* start Provided entries *

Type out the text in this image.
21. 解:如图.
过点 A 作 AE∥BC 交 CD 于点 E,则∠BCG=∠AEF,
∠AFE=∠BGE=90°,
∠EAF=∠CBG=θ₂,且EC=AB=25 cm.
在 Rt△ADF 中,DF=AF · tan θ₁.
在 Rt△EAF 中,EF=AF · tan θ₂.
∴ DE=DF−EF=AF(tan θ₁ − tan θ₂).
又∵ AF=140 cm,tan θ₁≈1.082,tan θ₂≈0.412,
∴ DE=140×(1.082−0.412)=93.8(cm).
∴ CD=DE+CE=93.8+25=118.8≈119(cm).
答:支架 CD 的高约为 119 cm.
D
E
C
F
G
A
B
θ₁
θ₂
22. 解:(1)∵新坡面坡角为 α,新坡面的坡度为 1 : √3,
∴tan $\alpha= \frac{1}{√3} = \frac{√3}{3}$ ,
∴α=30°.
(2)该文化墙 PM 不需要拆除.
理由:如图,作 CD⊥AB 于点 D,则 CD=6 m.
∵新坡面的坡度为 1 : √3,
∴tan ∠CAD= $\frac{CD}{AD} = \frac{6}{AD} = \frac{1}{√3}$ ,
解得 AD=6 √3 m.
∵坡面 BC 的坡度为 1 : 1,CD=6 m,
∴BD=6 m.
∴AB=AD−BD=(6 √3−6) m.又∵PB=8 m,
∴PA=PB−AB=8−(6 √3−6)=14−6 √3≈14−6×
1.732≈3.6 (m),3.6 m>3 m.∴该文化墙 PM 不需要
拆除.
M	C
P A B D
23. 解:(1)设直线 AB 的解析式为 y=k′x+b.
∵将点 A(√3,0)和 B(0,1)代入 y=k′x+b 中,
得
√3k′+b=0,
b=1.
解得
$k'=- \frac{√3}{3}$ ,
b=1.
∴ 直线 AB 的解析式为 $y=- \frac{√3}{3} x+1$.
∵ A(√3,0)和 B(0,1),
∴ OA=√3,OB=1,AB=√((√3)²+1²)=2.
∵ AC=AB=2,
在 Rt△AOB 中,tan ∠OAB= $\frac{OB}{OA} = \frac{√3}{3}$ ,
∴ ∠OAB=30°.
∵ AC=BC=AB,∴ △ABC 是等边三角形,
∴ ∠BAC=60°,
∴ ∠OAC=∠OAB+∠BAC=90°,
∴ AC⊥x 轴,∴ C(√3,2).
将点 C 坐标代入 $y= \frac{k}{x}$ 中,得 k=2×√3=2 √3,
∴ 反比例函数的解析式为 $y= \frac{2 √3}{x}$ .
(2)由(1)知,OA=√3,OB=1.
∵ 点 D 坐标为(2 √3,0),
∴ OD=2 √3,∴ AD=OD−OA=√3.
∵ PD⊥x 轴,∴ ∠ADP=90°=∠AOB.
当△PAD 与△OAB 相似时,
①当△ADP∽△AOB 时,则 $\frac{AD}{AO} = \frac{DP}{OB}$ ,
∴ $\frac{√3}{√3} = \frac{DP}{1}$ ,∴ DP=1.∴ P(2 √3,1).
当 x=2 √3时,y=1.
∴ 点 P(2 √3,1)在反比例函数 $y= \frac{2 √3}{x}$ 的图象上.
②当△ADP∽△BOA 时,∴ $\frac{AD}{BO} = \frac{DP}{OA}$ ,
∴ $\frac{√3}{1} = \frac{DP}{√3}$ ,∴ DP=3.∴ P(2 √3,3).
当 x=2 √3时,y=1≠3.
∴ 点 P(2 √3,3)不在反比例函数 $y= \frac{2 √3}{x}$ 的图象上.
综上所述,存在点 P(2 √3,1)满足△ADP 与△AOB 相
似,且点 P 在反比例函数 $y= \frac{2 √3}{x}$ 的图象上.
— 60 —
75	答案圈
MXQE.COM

* end Provided entries *

* _The task_
Look through the material above. Copy each line where the word "的图象上" appears.

* _Solution to this exercise_
∴ 点 P(2 √3,1)在反比例函数 $y= \frac{2 √3}{x}$ 的图象上.
∴ 点 P(2 √3,3)不在反比例函数 $y= \frac{2 √3}{x}$ 的图象上.
似,且点 P 在反比例函数 $y= \frac{2 √3}{x}$ 的图象上.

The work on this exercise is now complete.